A run of records
---
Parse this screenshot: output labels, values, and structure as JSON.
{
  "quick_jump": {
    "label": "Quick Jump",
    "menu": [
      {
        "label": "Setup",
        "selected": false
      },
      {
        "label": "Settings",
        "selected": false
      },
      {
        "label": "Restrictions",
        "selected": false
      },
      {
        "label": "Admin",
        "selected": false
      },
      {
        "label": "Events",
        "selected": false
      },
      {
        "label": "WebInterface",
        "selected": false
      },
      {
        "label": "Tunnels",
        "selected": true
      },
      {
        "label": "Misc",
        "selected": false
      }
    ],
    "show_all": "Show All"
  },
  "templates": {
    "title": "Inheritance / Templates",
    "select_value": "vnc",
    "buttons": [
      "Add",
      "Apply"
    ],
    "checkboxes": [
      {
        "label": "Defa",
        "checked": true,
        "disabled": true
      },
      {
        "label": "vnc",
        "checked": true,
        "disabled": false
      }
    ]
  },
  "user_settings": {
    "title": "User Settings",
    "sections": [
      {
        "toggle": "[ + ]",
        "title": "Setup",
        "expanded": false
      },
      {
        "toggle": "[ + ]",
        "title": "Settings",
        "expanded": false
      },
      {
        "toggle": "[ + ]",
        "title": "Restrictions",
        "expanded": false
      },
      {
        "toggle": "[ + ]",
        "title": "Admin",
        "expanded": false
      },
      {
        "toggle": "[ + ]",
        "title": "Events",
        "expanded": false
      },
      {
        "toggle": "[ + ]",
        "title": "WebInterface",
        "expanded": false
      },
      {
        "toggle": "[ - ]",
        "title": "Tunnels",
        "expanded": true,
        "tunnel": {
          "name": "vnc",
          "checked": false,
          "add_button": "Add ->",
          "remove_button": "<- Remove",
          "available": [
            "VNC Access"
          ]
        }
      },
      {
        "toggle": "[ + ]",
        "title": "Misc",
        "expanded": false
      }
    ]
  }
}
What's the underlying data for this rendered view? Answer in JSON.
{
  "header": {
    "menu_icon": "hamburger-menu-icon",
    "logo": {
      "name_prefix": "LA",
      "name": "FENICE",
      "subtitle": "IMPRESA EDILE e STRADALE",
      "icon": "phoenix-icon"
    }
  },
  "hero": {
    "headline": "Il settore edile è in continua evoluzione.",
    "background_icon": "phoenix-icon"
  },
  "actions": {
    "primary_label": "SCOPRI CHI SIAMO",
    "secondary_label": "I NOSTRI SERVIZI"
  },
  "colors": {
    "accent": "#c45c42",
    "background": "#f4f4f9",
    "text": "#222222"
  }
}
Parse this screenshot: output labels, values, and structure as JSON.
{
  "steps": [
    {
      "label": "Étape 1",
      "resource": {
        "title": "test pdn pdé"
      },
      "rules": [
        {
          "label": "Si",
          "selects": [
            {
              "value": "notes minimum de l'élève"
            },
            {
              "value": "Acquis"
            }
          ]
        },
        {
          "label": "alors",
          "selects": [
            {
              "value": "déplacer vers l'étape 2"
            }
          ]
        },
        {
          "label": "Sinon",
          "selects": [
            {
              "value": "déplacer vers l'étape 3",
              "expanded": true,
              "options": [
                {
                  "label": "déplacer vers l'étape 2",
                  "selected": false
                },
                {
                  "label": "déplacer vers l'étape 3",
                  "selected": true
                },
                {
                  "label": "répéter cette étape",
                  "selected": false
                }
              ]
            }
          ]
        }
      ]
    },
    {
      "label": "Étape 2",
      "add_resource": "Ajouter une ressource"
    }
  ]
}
---
◆ **TASK DETAILS**
Which lines contain the word "phoenix"? Copy each one.

◆ **TASK RESPONSE**
      "icon": "phoenix-icon"
    "background_icon": "phoenix-icon"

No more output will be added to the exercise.